- _INSTRUCTIONS FOR THE TASK_
Give, as a bare number, the count of lines that contain the word "TEST".
--- start DATA EXCERPTS ---
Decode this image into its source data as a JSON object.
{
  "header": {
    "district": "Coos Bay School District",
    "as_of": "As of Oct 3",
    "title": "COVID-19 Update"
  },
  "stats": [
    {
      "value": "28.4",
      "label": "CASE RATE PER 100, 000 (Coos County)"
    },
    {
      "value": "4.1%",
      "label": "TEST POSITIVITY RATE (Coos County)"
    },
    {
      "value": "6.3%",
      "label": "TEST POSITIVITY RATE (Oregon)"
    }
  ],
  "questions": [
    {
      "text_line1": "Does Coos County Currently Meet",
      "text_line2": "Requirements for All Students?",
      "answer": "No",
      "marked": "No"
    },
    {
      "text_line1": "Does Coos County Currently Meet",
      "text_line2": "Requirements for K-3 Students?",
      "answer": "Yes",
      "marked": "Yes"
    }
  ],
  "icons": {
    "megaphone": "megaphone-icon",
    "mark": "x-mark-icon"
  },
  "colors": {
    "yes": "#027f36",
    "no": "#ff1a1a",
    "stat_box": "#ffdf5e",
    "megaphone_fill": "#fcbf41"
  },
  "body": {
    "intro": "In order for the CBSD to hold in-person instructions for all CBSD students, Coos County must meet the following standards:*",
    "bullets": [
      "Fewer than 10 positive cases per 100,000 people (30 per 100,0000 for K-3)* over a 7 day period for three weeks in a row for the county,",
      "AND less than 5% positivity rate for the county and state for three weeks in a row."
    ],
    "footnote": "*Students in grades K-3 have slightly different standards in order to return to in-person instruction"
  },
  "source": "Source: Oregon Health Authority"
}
--- end DATA EXCERPTS ---
- _TASK OUTPUT_
2